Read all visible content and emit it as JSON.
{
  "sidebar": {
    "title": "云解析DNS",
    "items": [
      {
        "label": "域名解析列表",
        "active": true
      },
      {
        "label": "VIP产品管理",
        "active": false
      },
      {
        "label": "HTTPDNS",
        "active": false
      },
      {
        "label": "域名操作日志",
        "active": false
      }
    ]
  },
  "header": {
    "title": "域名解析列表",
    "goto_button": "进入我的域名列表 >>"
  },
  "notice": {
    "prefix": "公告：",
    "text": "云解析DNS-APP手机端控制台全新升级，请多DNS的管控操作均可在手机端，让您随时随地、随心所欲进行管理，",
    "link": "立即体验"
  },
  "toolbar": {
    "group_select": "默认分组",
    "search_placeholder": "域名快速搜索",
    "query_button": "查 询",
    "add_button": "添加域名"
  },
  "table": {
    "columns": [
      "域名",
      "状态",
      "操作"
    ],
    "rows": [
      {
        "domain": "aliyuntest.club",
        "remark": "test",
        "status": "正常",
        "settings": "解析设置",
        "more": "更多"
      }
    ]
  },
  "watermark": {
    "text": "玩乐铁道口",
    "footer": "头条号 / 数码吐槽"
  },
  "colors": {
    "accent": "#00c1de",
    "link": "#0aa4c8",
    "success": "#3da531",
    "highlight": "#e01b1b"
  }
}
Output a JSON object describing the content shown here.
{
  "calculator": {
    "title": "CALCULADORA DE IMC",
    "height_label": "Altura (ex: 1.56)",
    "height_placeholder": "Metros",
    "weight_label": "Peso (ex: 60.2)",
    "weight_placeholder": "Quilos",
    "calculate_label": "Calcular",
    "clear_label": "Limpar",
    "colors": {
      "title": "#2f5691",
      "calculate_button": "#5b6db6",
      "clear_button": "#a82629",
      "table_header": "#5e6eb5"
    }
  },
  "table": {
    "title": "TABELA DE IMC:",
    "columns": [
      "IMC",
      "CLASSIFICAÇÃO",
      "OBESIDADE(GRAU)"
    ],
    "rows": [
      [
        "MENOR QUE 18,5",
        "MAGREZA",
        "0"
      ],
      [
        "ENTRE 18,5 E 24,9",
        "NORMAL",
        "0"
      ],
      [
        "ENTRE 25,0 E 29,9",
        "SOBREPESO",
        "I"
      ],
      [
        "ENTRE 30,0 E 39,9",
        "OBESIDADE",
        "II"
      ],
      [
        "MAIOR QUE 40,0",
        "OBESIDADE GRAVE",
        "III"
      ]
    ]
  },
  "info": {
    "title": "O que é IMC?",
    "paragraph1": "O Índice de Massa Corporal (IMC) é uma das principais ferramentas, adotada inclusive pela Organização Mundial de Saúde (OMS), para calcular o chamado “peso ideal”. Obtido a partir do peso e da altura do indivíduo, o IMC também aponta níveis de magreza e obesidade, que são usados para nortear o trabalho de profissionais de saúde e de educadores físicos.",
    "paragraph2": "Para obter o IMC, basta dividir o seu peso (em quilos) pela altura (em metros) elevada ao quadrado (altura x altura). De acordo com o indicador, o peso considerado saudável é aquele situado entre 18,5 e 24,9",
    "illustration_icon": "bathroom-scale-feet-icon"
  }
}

= = = = = = =

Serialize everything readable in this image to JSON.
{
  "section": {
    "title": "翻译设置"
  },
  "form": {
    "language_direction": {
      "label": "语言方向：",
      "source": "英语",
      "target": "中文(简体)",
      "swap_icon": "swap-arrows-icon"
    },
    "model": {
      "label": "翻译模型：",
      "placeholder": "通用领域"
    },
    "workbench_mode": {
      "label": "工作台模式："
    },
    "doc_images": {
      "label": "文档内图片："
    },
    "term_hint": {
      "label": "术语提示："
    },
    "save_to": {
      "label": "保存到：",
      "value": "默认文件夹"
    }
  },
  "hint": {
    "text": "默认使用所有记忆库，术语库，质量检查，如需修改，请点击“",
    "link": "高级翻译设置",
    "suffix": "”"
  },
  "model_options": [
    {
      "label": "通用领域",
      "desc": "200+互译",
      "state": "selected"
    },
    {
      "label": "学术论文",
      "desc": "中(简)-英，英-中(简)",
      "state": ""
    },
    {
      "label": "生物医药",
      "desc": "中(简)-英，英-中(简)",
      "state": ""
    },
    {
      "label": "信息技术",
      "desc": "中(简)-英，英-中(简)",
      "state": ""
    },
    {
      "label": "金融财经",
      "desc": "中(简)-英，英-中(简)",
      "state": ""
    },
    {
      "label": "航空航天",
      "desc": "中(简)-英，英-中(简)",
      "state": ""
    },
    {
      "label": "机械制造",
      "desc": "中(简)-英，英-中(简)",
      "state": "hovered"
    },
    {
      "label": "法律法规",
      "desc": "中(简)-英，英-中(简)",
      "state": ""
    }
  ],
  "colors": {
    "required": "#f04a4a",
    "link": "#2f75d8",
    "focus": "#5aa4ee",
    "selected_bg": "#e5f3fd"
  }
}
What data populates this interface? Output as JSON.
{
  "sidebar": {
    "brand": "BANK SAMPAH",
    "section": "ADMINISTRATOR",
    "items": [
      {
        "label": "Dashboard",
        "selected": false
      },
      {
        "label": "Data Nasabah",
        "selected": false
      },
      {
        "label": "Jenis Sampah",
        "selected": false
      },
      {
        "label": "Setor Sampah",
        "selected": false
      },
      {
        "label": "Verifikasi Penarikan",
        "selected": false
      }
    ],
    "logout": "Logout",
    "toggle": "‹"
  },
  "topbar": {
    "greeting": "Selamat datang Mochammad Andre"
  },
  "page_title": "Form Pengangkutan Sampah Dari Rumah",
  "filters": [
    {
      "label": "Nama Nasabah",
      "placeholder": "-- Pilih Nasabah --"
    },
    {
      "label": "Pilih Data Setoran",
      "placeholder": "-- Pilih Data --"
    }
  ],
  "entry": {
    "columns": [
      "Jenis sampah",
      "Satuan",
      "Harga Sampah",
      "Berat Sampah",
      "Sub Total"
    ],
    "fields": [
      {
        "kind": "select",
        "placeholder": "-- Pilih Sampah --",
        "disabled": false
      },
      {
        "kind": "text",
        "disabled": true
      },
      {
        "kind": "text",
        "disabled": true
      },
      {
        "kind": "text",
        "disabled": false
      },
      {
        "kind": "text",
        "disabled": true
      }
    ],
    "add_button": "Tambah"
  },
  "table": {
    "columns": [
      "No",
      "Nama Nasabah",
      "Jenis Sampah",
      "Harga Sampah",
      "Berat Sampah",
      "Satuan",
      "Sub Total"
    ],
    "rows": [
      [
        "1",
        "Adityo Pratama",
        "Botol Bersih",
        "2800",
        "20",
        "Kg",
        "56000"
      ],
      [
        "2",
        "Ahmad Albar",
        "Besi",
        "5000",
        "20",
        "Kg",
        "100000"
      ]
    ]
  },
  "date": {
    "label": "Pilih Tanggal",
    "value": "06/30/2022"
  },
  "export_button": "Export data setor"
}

= = = = = = =

Written request –
From the entries above, copy each line holding "云解析DNS".

Output of the task –
    "title": "云解析DNS",
    "text": "云解析DNS-APP手机端控制台全新升级，请多DNS的管控操作均可在手机端，让您随时随地、随心所欲进行管理，",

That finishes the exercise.